Exercise objective:
Write out all the material exactly. Leave nothing out.

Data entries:
>> begin

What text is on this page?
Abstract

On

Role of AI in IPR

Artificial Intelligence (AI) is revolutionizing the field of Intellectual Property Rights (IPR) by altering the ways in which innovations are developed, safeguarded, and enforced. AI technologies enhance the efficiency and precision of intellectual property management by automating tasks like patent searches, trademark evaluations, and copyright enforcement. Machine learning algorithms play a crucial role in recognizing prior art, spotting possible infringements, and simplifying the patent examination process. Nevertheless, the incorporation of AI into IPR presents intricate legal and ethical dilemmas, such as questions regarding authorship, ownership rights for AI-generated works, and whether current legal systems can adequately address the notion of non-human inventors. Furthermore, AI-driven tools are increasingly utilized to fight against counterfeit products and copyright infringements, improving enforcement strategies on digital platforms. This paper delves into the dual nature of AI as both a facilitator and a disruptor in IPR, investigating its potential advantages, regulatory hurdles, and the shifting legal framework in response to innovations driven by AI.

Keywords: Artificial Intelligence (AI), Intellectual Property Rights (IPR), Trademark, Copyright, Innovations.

>> end

Task result:
What text is on this page?
Abstract

On

Role of AI in IPR

Artificial Intelligence (AI) is revolutionizing the field of Intellectual Property Rights (IPR) by altering the ways in which innovations are developed, safeguarded, and enforced. AI technologies enhance the efficiency and precision of intellectual property management by automating tasks like patent searches, trademark evaluations, and copyright enforcement. Machine learning algorithms play a crucial role in recognizing prior art, spotting possible infringements, and simplifying the patent examination process. Nevertheless, the incorporation of AI into IPR presents intricate legal and ethical dilemmas, such as questions regarding authorship, ownership rights for AI-generated works, and whether current legal systems can adequately address the notion of non-human inventors. Furthermore, AI-driven tools are increasingly utilized to fight against counterfeit products and copyright infringements, improving enforcement strategies on digital platforms. This paper delves into the dual nature of AI as both a facilitator and a disruptor in IPR, investigating its potential advantages, regulatory hurdles, and the shifting legal framework in response to innovations driven by AI.

Keywords: Artificial Intelligence (AI), Intellectual Property Rights (IPR), Trademark, Copyright, Innovations.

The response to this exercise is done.